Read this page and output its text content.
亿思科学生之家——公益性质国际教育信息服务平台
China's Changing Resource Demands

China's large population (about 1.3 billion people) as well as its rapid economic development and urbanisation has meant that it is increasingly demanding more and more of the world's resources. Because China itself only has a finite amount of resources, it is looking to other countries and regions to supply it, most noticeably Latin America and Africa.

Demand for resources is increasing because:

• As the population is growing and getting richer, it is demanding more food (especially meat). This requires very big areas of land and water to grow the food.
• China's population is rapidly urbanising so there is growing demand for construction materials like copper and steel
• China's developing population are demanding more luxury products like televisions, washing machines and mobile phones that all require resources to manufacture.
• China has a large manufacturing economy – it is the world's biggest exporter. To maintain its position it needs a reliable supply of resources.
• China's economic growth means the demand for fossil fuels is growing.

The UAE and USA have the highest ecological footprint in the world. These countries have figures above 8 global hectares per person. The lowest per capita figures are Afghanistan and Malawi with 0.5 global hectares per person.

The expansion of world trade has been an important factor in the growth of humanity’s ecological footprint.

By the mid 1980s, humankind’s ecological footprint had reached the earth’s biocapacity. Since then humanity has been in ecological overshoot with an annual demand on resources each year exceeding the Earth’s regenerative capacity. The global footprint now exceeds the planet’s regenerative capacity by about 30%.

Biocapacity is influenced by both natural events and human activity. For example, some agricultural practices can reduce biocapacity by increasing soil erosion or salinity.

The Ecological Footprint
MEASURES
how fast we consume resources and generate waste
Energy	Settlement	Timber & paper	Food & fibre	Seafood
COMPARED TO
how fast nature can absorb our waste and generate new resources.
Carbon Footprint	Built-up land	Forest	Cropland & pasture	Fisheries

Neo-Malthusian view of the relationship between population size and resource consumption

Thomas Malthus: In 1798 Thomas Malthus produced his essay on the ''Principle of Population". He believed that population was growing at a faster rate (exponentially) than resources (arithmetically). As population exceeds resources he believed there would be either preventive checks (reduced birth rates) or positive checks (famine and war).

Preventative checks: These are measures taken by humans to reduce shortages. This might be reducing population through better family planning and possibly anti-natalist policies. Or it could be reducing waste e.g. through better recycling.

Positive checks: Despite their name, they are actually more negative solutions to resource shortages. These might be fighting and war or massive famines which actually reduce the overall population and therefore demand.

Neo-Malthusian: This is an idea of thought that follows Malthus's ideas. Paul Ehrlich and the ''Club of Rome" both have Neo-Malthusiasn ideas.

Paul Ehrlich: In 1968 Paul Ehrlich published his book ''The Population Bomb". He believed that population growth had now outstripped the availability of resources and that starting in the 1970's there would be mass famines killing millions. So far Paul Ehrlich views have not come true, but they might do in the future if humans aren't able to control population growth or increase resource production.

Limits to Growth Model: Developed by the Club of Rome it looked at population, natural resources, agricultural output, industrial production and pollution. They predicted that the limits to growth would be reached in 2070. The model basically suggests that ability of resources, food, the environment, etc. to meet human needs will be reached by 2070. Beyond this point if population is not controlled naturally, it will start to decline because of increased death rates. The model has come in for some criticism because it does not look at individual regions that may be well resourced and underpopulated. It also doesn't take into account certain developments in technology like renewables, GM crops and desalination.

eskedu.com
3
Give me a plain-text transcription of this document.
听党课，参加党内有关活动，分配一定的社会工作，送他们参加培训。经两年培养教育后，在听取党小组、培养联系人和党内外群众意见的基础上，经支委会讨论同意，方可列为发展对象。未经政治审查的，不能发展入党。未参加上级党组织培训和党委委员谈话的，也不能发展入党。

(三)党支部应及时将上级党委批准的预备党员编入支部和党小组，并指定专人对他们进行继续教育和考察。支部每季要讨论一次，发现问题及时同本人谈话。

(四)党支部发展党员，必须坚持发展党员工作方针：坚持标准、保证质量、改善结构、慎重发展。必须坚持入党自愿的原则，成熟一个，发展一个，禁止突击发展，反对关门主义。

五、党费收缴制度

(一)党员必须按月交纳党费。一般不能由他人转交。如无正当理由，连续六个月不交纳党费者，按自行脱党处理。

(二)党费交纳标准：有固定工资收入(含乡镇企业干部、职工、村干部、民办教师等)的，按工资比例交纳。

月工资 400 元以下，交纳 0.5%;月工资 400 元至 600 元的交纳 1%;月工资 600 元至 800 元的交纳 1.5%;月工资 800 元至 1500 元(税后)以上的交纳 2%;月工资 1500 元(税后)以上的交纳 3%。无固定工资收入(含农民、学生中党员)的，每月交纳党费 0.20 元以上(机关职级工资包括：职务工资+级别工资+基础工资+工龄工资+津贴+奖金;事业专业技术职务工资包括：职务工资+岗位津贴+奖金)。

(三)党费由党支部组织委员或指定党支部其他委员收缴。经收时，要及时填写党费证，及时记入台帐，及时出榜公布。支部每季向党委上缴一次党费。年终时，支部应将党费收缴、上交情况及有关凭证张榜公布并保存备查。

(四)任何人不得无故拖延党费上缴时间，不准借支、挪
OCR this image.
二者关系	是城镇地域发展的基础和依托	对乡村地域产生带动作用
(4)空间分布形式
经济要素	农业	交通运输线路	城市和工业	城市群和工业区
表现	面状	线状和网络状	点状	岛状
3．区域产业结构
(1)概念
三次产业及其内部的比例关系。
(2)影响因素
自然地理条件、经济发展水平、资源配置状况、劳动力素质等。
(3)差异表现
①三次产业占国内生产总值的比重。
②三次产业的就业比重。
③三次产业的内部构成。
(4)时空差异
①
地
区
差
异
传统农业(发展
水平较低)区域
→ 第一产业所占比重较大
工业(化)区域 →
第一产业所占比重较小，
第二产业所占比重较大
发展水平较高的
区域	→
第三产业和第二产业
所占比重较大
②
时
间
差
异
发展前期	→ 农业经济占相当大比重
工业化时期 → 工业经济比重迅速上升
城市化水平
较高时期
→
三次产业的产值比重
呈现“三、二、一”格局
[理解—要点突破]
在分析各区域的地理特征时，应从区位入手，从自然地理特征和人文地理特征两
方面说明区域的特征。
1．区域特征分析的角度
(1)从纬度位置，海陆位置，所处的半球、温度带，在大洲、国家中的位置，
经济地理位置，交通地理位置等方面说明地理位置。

------------------------------------------------------------------------

> **Problem**:
Locate the line that contains "OCR this image.". Repeat it and every line after it, up to and including the final line, exactly.

> **Output of the exercise**:
OCR this image.
二者关系	是城镇地域发展的基础和依托	对乡村地域产生带动作用
(4)空间分布形式
经济要素	农业	交通运输线路	城市和工业	城市群和工业区
表现	面状	线状和网络状	点状	岛状
3．区域产业结构
(1)概念
三次产业及其内部的比例关系。
(2)影响因素
自然地理条件、经济发展水平、资源配置状况、劳动力素质等。
(3)差异表现
①三次产业占国内生产总值的比重。
②三次产业的就业比重。
③三次产业的内部构成。
(4)时空差异
①
地
区
差
异
传统农业(发展
水平较低)区域
→ 第一产业所占比重较大
工业(化)区域 →
第一产业所占比重较小，
第二产业所占比重较大
发展水平较高的
区域	→
第三产业和第二产业
所占比重较大
②
时
间
差
异
发展前期	→ 农业经济占相当大比重
工业化时期 → 工业经济比重迅速上升
城市化水平
较高时期
→
三次产业的产值比重
呈现“三、二、一”格局
[理解—要点突破]
在分析各区域的地理特征时，应从区位入手，从自然地理特征和人文地理特征两
方面说明区域的特征。
1．区域特征分析的角度
(1)从纬度位置，海陆位置，所处的半球、温度带，在大洲、国家中的位置，
经济地理位置，交通地理位置等方面说明地理位置。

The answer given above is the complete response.